[A run of records]
....
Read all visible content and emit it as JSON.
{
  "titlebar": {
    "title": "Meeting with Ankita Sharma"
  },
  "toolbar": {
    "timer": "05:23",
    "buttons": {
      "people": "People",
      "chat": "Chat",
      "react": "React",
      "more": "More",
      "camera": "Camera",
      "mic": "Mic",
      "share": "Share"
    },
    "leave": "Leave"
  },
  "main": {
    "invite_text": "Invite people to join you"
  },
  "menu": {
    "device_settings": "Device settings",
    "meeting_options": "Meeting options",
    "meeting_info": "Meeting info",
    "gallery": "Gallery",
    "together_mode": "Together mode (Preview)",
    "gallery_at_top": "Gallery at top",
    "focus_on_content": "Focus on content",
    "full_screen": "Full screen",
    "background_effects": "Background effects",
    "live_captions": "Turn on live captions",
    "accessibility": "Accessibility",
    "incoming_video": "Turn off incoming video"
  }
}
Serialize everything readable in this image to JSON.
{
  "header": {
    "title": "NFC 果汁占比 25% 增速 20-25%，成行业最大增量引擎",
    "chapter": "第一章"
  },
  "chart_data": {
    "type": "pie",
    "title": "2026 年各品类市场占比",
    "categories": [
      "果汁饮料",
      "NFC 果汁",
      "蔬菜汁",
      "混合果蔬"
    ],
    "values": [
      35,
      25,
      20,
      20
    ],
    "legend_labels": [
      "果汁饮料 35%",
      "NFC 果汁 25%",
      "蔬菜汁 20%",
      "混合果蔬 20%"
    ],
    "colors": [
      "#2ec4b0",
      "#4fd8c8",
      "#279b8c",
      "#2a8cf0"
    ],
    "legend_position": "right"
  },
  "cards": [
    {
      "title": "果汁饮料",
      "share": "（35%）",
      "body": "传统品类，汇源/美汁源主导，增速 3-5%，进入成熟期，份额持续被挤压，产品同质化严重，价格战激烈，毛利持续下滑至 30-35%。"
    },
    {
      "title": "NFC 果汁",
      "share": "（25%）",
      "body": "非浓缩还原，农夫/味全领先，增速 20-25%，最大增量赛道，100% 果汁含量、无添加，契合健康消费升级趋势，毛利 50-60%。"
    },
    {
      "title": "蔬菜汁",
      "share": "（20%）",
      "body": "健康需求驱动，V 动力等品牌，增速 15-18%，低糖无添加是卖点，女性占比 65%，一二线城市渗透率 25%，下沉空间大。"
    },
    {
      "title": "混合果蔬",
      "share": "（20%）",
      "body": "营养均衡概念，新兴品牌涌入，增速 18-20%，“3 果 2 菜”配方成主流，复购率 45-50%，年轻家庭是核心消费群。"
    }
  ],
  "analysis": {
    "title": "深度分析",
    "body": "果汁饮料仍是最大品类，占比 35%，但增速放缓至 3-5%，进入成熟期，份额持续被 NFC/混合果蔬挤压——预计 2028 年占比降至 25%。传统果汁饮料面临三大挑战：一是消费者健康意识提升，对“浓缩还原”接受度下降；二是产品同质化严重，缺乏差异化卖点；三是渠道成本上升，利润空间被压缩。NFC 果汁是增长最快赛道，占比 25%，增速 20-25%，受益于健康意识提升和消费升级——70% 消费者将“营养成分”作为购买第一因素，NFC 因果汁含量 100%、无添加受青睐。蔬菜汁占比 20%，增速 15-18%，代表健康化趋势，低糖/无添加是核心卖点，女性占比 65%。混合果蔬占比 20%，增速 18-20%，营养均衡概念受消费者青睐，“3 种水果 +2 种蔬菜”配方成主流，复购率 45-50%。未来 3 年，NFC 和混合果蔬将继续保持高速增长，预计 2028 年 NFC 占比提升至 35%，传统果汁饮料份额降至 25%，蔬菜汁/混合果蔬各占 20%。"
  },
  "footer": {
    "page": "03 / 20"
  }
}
....
(Task statement) Within the material above, find the lines that contain the word "女性占比"; copy them.

(Written response)
      "body": "健康需求驱动，V 动力等品牌，增速 15-18%，低糖无添加是卖点，女性占比 65%，一二线城市渗透率 25%，下沉空间大。"
    "body": "果汁饮料仍是最大品类，占比 35%，但增速放缓至 3-5%，进入成熟期，份额持续被 NFC/混合果蔬挤压——预计 2028 年占比降至 25%。传统果汁饮料面临三大挑战：一是消费者健康意识提升，对“浓缩还原”接受度下降；二是产品同质化严重，缺乏差异化卖点；三是渠道成本上升，利润空间被压缩。NFC 果汁是增长最快赛道，占比 25%，增速 20-25%，受益于健康意识提升和消费升级——70% 消费者将“营养成分”作为购买第一因素，NFC 因果汁含量 100%、无添加受青睐。蔬菜汁占比 20%，增速 15-18%，代表健康化趋势，低糖/无添加是核心卖点，女性占比 65%。混合果蔬占比 20%，增速 18-20%，营养均衡概念受消费者青睐，“3 种水果 +2 种蔬菜”配方成主流，复购率 45-50%。未来 3 年，NFC 和混合果蔬将继续保持高速增长，预计 2028 年 NFC 占比提升至 35%，传统果汁饮料份额降至 25%，蔬菜汁/混合果蔬各占 20%。"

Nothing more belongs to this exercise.